WHAT YOU ARE ASKED TO DO |
Collect from the data below each line with "this".

>> START EXTRACTED DATA

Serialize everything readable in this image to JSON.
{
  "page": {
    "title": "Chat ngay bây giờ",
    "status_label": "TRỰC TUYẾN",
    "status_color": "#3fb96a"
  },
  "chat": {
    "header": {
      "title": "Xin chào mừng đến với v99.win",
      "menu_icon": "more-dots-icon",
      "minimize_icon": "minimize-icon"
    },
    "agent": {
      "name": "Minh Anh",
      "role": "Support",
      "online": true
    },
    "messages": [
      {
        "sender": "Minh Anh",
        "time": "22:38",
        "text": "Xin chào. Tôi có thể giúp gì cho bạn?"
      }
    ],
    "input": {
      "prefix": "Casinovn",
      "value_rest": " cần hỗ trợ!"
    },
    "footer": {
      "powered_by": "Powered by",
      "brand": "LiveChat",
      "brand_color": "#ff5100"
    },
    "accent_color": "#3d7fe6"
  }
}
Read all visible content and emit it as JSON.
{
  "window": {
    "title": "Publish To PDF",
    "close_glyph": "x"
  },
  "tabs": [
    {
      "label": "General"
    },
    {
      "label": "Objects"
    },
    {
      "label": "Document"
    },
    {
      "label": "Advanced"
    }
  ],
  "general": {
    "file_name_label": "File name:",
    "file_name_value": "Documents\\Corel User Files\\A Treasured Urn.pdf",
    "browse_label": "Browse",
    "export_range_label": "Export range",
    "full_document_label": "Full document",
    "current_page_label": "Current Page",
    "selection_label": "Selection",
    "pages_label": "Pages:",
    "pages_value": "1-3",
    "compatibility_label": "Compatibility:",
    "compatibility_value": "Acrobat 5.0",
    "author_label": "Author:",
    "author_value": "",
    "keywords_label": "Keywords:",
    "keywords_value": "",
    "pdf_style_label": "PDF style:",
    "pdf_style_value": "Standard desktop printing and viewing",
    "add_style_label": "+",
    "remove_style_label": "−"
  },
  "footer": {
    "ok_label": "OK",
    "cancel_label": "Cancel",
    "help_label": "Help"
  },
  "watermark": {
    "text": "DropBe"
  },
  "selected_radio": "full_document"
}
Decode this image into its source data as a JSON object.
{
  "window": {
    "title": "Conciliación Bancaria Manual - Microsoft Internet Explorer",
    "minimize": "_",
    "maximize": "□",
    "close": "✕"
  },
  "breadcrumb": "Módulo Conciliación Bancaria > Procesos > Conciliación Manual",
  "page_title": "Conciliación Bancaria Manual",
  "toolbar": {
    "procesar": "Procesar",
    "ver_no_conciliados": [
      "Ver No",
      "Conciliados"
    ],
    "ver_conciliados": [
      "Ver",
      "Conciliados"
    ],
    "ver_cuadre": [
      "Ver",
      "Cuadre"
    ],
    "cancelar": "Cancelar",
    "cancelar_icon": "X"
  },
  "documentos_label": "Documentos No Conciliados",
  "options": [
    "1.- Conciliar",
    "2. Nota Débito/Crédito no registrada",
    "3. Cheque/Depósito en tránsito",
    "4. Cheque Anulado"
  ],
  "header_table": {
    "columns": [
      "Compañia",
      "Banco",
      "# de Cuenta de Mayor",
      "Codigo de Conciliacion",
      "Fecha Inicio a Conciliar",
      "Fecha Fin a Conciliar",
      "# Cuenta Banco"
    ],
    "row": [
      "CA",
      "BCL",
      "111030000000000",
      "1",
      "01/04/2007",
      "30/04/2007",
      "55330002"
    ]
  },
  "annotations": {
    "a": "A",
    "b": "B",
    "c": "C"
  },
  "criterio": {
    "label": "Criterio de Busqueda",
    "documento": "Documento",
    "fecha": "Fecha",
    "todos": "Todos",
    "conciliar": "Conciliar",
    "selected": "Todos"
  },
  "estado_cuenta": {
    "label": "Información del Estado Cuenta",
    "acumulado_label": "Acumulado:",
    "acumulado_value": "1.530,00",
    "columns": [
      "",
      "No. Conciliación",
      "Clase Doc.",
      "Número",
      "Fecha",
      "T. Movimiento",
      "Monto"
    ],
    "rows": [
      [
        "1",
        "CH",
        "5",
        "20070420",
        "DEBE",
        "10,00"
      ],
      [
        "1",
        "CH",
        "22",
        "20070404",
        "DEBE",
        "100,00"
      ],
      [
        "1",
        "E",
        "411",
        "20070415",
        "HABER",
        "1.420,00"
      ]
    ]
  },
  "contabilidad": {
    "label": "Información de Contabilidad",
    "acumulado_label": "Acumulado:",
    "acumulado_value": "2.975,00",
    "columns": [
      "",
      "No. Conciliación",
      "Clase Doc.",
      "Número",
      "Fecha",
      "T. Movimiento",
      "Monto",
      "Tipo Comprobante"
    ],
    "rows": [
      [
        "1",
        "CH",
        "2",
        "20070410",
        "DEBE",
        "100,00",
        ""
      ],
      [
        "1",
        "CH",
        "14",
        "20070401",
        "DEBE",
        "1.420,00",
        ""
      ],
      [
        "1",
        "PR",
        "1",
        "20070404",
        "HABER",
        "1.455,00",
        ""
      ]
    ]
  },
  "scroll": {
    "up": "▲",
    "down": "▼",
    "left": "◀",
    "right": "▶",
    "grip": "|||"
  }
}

>> END EXTRACTED DATA

ANSWER FOR THE TASK |
Serialize everything readable in this image to JSON.
Decode this image into its source data as a JSON object.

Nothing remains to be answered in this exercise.